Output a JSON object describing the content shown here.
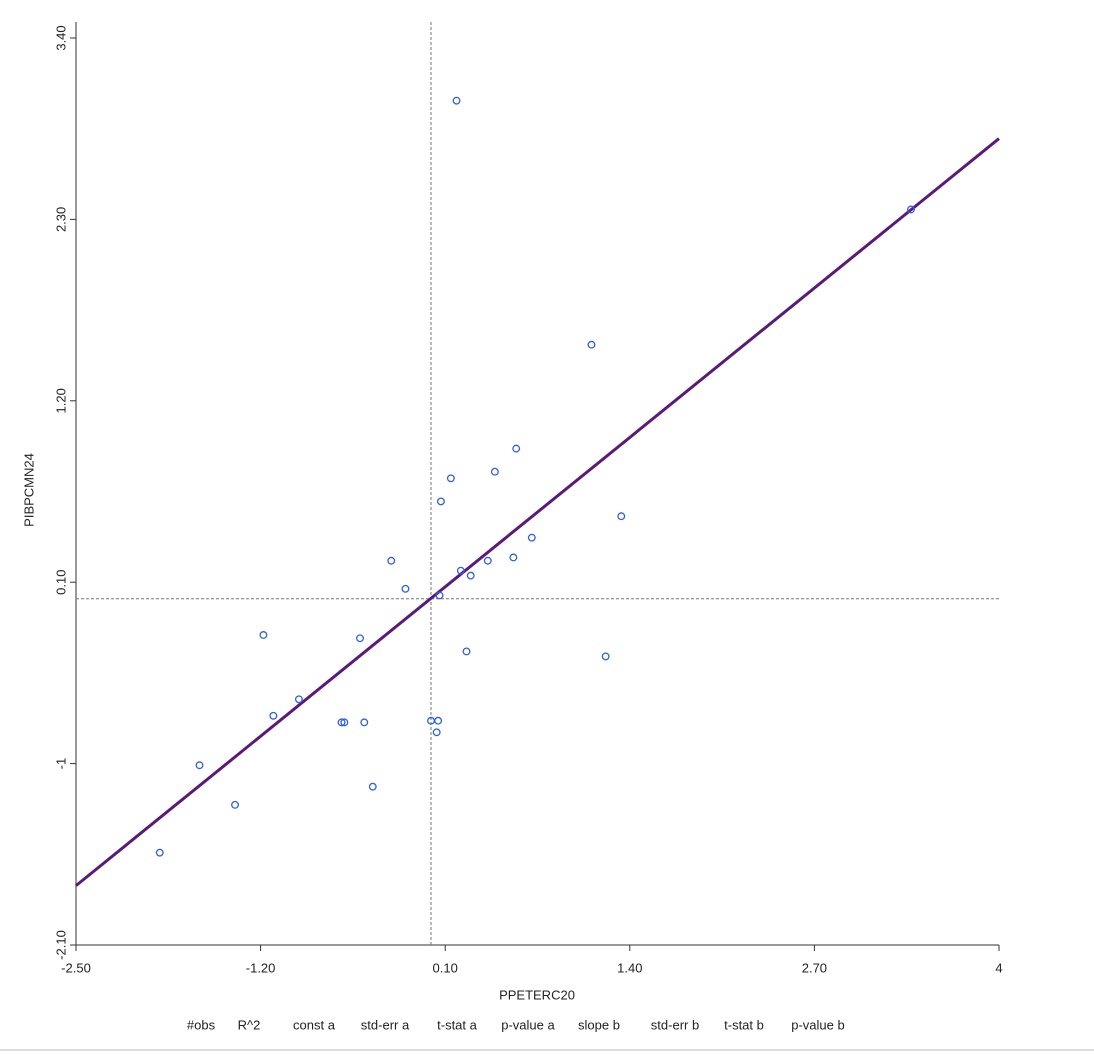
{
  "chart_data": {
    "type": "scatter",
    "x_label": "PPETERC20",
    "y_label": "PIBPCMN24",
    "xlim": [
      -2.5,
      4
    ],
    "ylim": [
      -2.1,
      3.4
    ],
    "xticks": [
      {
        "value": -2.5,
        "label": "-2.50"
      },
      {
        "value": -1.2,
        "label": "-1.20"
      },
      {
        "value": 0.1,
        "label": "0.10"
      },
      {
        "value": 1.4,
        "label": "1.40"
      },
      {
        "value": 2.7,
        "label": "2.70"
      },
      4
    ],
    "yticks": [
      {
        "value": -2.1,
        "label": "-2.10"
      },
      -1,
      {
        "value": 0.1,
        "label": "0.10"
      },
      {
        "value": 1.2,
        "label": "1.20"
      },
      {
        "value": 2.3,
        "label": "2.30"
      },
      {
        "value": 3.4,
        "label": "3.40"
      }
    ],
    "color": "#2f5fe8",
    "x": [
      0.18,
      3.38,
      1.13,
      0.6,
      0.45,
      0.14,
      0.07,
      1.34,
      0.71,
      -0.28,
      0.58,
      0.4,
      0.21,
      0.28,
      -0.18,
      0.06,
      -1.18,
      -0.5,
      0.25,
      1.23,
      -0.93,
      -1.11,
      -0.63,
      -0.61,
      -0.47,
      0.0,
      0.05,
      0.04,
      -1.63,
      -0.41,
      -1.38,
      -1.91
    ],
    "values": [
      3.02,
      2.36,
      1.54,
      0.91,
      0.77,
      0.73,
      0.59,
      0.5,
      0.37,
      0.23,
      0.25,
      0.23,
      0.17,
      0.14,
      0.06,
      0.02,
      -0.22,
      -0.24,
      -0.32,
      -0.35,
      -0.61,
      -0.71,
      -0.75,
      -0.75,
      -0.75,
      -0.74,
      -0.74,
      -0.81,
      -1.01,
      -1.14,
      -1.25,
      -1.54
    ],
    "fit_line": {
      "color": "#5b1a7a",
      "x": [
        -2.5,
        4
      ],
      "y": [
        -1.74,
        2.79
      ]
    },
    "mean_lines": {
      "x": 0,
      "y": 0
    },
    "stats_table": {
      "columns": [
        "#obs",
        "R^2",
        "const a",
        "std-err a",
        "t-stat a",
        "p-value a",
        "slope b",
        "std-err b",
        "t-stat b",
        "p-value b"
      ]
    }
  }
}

···

## Exercise description
Transcribe all the lines above exactly, apart from the pictures.

## Written solution
Output a JSON object describing the content shown here.
{
  "chart_data": {
    "type": "scatter",
    "x_label": "PPETERC20",
    "y_label": "PIBPCMN24",
    "xlim": [
      -2.5,
      4
    ],
    "ylim": [
      -2.1,
      3.4
    ],
    "xticks": [
      {
        "value": -2.5,
        "label": "-2.50"
      },
      {
        "value": -1.2,
        "label": "-1.20"
      },
      {
        "value": 0.1,
        "label": "0.10"
      },
      {
        "value": 1.4,
        "label": "1.40"
      },
      {
        "value": 2.7,
        "label": "2.70"
      },
      4
    ],
    "yticks": [
      {
        "value": -2.1,
        "label": "-2.10"
      },
      -1,
      {
        "value": 0.1,
        "label": "0.10"
      },
      {
        "value": 1.2,
        "label": "1.20"
      },
      {
        "value": 2.3,
        "label": "2.30"
      },
      {
        "value": 3.4,
        "label": "3.40"
      }
    ],
    "color": "#2f5fe8",
    "x": [
      0.18,
      3.38,
      1.13,
      0.6,
      0.45,
      0.14,
      0.07,
      1.34,
      0.71,
      -0.28,
      0.58,
      0.4,
      0.21,
      0.28,
      -0.18,
      0.06,
      -1.18,
      -0.5,
      0.25,
      1.23,
      -0.93,
      -1.11,
      -0.63,
      -0.61,
      -0.47,
      0.0,
      0.05,
      0.04,
      -1.63,
      -0.41,
      -1.38,
      -1.91
    ],
    "values": [
      3.02,
      2.36,
      1.54,
      0.91,
      0.77,
      0.73,
      0.59,
      0.5,
      0.37,
      0.23,
      0.25,
      0.23,
      0.17,
      0.14,
      0.06,
      0.02,
      -0.22,
      -0.24,
      -0.32,
      -0.35,
      -0.61,
      -0.71,
      -0.75,
      -0.75,
      -0.75,
      -0.74,
      -0.74,
      -0.81,
      -1.01,
      -1.14,
      -1.25,
      -1.54
    ],
    "fit_line": {
      "color": "#5b1a7a",
      "x": [
        -2.5,
        4
      ],
      "y": [
        -1.74,
        2.79
      ]
    },
    "mean_lines": {
      "x": 0,
      "y": 0
    },
    "stats_table": {
      "columns": [
        "#obs",
        "R^2",
        "const a",
        "std-err a",
        "t-stat a",
        "p-value a",
        "slope b",
        "std-err b",
        "t-stat b",
        "p-value b"
      ]
    }
  }
}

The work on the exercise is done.